In the records below, find each line containing the word "JSON" and copy it.

· · · · ·

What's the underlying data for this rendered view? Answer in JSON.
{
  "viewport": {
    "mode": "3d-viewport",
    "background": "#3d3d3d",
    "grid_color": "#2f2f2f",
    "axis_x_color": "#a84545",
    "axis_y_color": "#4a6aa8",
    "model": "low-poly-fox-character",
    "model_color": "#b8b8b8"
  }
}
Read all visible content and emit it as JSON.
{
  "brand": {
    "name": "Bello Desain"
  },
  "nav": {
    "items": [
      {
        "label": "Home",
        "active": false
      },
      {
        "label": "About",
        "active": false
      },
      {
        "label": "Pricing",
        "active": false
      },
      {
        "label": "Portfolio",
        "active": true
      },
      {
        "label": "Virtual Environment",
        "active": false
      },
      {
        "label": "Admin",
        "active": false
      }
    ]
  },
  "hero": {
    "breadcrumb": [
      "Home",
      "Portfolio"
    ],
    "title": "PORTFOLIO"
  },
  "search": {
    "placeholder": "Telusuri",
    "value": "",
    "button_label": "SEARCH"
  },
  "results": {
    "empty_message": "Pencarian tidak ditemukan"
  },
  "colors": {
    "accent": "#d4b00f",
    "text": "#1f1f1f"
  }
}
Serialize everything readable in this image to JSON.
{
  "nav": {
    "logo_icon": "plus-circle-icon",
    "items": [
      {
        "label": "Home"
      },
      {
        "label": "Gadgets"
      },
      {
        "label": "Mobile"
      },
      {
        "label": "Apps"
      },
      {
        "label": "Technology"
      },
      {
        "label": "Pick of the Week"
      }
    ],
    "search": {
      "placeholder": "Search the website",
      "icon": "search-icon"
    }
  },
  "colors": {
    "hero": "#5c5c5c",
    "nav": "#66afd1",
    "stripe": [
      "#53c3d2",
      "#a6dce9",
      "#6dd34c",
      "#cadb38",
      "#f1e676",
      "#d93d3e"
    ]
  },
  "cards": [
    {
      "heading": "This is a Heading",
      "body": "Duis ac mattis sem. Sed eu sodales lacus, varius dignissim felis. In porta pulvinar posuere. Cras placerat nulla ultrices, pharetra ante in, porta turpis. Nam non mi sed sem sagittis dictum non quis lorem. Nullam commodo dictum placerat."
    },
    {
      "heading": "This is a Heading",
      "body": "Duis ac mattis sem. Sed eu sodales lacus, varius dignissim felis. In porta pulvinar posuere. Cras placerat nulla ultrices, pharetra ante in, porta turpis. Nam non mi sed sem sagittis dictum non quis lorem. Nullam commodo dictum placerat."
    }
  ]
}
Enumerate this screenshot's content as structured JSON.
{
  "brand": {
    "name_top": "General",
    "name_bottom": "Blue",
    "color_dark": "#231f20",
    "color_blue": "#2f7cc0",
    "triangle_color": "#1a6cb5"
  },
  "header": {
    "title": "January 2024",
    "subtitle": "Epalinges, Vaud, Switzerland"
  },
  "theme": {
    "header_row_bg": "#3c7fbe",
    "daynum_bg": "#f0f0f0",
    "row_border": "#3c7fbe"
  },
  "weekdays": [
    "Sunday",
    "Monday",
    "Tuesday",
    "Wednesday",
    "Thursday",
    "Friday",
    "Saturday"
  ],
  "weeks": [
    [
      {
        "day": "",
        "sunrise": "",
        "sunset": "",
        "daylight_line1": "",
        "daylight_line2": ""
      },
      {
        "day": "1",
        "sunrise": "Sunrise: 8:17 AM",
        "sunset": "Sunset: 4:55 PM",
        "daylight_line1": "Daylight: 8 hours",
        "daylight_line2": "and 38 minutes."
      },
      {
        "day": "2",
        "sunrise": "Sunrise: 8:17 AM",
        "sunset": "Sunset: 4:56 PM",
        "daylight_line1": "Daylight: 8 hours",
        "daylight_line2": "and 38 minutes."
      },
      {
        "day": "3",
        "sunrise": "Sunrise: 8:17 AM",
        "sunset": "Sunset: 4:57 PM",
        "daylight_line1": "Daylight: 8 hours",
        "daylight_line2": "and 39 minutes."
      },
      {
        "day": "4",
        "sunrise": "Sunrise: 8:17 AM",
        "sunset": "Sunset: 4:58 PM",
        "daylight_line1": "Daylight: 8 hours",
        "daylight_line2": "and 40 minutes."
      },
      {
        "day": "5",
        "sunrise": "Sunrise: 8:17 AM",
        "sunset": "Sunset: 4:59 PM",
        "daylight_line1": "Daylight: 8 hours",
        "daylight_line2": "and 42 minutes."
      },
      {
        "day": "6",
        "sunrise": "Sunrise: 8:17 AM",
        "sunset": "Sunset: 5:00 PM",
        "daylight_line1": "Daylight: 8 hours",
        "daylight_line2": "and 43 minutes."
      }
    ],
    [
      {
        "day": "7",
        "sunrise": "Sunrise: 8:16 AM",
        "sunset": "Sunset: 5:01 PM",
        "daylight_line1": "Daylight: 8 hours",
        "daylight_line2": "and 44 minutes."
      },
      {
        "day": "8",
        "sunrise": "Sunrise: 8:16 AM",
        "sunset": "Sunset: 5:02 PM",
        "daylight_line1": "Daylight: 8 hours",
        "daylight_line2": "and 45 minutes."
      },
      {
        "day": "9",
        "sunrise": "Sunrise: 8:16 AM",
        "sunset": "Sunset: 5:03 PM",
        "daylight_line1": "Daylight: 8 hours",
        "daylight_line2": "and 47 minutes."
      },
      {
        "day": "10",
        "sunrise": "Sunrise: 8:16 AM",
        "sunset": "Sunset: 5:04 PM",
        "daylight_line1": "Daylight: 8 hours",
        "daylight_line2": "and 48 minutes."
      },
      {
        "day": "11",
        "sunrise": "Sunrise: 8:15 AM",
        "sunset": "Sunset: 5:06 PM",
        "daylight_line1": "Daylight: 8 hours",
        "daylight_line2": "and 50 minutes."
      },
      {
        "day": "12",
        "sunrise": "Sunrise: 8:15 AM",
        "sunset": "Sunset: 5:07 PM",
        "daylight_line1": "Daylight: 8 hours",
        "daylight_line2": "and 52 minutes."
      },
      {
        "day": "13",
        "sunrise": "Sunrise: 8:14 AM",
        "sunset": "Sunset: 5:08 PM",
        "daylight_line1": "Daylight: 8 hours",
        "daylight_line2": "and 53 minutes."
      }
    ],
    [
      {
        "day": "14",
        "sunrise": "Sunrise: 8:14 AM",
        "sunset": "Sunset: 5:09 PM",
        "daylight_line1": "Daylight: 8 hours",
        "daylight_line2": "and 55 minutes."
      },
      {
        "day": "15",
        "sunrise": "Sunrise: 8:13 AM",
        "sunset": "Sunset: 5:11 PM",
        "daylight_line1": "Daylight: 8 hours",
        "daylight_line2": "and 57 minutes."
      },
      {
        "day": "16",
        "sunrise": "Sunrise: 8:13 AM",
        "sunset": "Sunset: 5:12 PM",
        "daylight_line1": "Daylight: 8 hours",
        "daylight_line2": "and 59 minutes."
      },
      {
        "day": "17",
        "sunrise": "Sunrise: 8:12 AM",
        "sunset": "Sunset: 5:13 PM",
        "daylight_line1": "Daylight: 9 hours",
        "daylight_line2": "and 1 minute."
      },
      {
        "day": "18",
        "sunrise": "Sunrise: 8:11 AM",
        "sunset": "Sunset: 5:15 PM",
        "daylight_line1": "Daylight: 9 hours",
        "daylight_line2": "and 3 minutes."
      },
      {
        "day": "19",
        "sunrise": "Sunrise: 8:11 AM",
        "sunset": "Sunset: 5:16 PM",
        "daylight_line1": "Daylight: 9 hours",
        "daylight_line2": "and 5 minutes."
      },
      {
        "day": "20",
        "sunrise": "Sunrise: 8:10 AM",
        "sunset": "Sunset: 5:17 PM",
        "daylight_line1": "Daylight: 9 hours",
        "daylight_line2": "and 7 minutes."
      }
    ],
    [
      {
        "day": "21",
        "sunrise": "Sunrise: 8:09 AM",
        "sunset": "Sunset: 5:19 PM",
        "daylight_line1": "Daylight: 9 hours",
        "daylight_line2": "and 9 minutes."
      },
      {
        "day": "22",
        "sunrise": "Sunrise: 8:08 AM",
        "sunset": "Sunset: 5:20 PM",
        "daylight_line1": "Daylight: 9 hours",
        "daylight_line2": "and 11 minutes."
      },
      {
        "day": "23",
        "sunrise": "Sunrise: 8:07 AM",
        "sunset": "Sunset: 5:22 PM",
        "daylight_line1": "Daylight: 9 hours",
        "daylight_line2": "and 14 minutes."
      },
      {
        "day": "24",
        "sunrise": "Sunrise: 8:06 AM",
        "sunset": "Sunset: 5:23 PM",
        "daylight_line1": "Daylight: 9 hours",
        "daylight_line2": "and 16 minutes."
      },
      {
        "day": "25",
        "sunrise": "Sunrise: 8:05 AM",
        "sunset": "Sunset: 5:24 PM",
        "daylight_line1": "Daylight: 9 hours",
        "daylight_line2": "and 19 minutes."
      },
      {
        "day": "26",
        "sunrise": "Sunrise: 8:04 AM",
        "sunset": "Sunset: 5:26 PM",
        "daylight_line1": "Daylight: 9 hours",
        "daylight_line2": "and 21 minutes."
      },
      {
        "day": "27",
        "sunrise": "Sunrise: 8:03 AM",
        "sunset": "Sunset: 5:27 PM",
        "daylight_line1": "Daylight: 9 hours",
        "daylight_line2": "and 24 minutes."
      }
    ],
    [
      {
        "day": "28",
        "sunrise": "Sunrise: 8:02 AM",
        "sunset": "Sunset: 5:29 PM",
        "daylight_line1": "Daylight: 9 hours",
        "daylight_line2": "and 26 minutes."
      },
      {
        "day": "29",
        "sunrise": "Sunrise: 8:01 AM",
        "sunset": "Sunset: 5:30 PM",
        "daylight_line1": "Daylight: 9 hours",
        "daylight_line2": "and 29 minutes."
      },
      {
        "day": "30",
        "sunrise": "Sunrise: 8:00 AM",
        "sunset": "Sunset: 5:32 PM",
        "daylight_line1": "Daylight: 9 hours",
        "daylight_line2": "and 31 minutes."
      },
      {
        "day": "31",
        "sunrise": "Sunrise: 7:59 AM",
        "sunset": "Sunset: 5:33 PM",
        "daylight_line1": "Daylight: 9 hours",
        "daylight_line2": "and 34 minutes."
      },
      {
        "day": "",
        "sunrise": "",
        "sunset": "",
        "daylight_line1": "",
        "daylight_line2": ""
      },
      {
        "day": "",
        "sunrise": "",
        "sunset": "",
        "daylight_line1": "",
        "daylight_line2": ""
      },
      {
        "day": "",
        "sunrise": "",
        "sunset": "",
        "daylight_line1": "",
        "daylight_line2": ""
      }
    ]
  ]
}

· · · · ·

§ **The reply**
What's the underlying data for this rendered view? Answer in JSON.
Read all visible content and emit it as JSON.
Serialize everything readable in this image to JSON.
Enumerate this screenshot's content as structured JSON.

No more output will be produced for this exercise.